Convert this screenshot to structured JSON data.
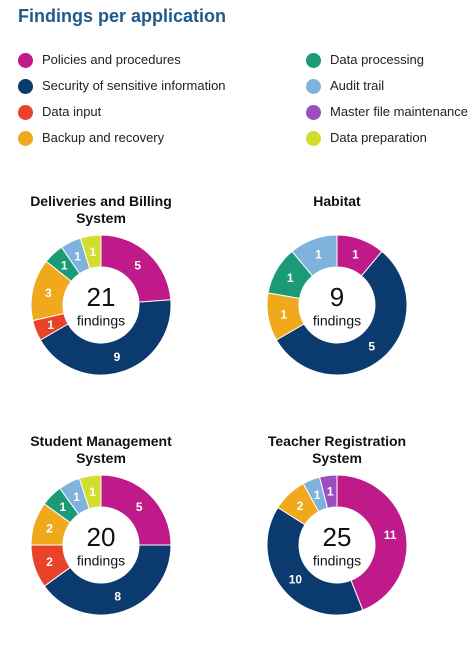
{
  "title": "Findings per application",
  "legend": [
    {
      "name": "Policies and procedures",
      "color": "#c0198a"
    },
    {
      "name": "Security of sensitive information",
      "color": "#0b3a6e"
    },
    {
      "name": "Data input",
      "color": "#e8432a"
    },
    {
      "name": "Backup and recovery",
      "color": "#f0a81c"
    },
    {
      "name": "Data processing",
      "color": "#1a9a77"
    },
    {
      "name": "Audit trail",
      "color": "#7fb2dc"
    },
    {
      "name": "Master file maintenance",
      "color": "#9a4fc1"
    },
    {
      "name": "Data preparation",
      "color": "#d3dd2f"
    }
  ],
  "chart_data": [
    {
      "type": "donut",
      "title": "Deliveries and Billing System",
      "total": 21,
      "total_label": "findings",
      "categories": [
        "Policies and procedures",
        "Security of sensitive information",
        "Data input",
        "Backup and recovery",
        "Data processing",
        "Audit trail",
        "Data preparation"
      ],
      "values": [
        5,
        9,
        1,
        3,
        1,
        1,
        1
      ]
    },
    {
      "type": "donut",
      "title": "Habitat",
      "total": 9,
      "total_label": "findings",
      "categories": [
        "Policies and procedures",
        "Security of sensitive information",
        "Backup and recovery",
        "Data processing",
        "Audit trail"
      ],
      "values": [
        1,
        5,
        1,
        1,
        1
      ]
    },
    {
      "type": "donut",
      "title": "Student Management System",
      "total": 20,
      "total_label": "findings",
      "categories": [
        "Policies and procedures",
        "Security of sensitive information",
        "Data input",
        "Backup and recovery",
        "Data processing",
        "Audit trail",
        "Data preparation"
      ],
      "values": [
        5,
        8,
        2,
        2,
        1,
        1,
        1
      ]
    },
    {
      "type": "donut",
      "title": "Teacher Registration System",
      "total": 25,
      "total_label": "findings",
      "categories": [
        "Policies and procedures",
        "Security of sensitive information",
        "Backup and recovery",
        "Audit trail",
        "Master file maintenance"
      ],
      "values": [
        11,
        10,
        2,
        1,
        1
      ]
    }
  ]
}
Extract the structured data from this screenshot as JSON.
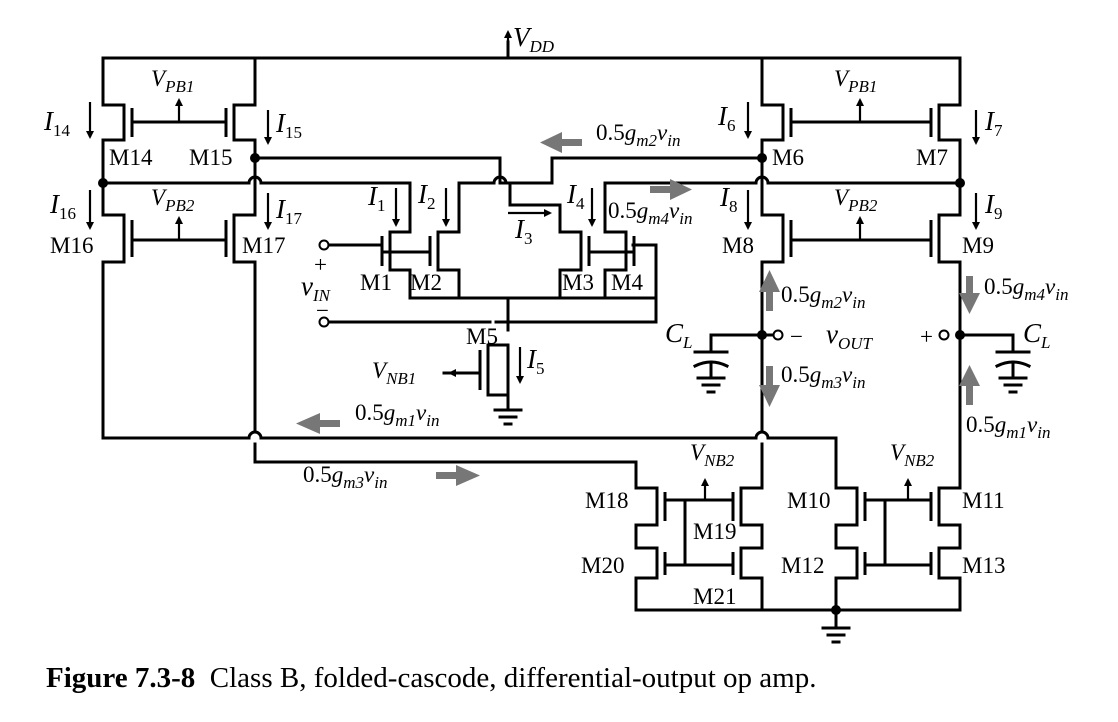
{
  "caption": {
    "number": "Figure 7.3-8",
    "text": "Class B, folded-cascode, differential-output op amp."
  },
  "supply": {
    "main": "V",
    "sub": "DD"
  },
  "bias": {
    "vpb1": {
      "main": "V",
      "sub": "PB1"
    },
    "vpb2": {
      "main": "V",
      "sub": "PB2"
    },
    "vnb1": {
      "main": "V",
      "sub": "NB1"
    },
    "vnb2": {
      "main": "V",
      "sub": "NB2"
    }
  },
  "transistors": [
    "M1",
    "M2",
    "M3",
    "M4",
    "M5",
    "M6",
    "M7",
    "M8",
    "M9",
    "M10",
    "M11",
    "M12",
    "M13",
    "M14",
    "M15",
    "M16",
    "M17",
    "M18",
    "M19",
    "M20",
    "M21"
  ],
  "currents": {
    "I1": {
      "main": "I",
      "sub": "1"
    },
    "I2": {
      "main": "I",
      "sub": "2"
    },
    "I3": {
      "main": "I",
      "sub": "3"
    },
    "I4": {
      "main": "I",
      "sub": "4"
    },
    "I5": {
      "main": "I",
      "sub": "5"
    },
    "I6": {
      "main": "I",
      "sub": "6"
    },
    "I7": {
      "main": "I",
      "sub": "7"
    },
    "I8": {
      "main": "I",
      "sub": "8"
    },
    "I9": {
      "main": "I",
      "sub": "9"
    },
    "I14": {
      "main": "I",
      "sub": "14"
    },
    "I15": {
      "main": "I",
      "sub": "15"
    },
    "I16": {
      "main": "I",
      "sub": "16"
    },
    "I17": {
      "main": "I",
      "sub": "17"
    }
  },
  "signals": {
    "gm2": {
      "coef": "0.5",
      "g": "g",
      "gsub": "m2",
      "v": "v",
      "vsub": "in"
    },
    "gm4": {
      "coef": "0.5",
      "g": "g",
      "gsub": "m4",
      "v": "v",
      "vsub": "in"
    },
    "gm1": {
      "coef": "0.5",
      "g": "g",
      "gsub": "m1",
      "v": "v",
      "vsub": "in"
    },
    "gm3": {
      "coef": "0.5",
      "g": "g",
      "gsub": "m3",
      "v": "v",
      "vsub": "in"
    }
  },
  "input": {
    "plus": "+",
    "minus": "−",
    "main": "v",
    "sub": "IN"
  },
  "output": {
    "minus": "−",
    "plus": "+",
    "main": "v",
    "sub": "OUT"
  },
  "load": {
    "main": "C",
    "sub": "L"
  },
  "colors": {
    "ink": "#000000",
    "signal_arrow": "#777777"
  }
}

• **What this task involves**
Tell how many lines contain the word "structured", using only the number.

• **Complete answer**
2